--- start Records ---
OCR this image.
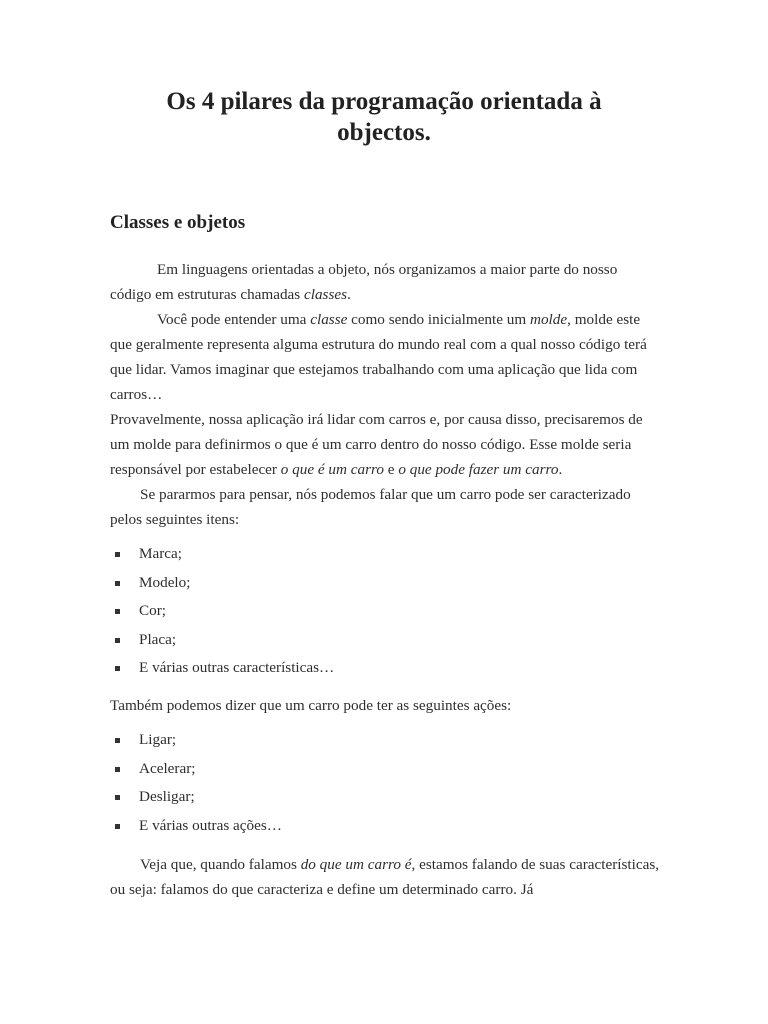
Os 4 pilares da programação orientada à
objectos.
Classes e objetos

Em linguagens orientadas a objeto, nós organizamos a maior parte do nosso código em estruturas chamadas classes.

Você pode entender uma classe como sendo inicialmente um molde, molde este que geralmente representa alguma estrutura do mundo real com a qual nosso código terá que lidar. Vamos imaginar que estejamos trabalhando com uma aplicação que lida com carros…

Provavelmente, nossa aplicação irá lidar com carros e, por causa disso, precisaremos de um molde para definirmos o que é um carro dentro do nosso código. Esse molde seria responsável por estabelecer o que é um carro e o que pode fazer um carro.

Se pararmos para pensar, nós podemos falar que um carro pode ser caracterizado pelos seguintes itens:

Marca;
Modelo;
Cor;
Placa;
E várias outras características…

Também podemos dizer que um carro pode ter as seguintes ações:

Ligar;
Acelerar;
Desligar;
E várias outras ações…

Veja que, quando falamos do que um carro é, estamos falando de suas características, ou seja: falamos do que caracteriza e define um determinado carro. Já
--- end Records ---
* [The task]: Count every line above that holds the string "outras" and give the total, nothing more.

* [Response for this exercise]: 2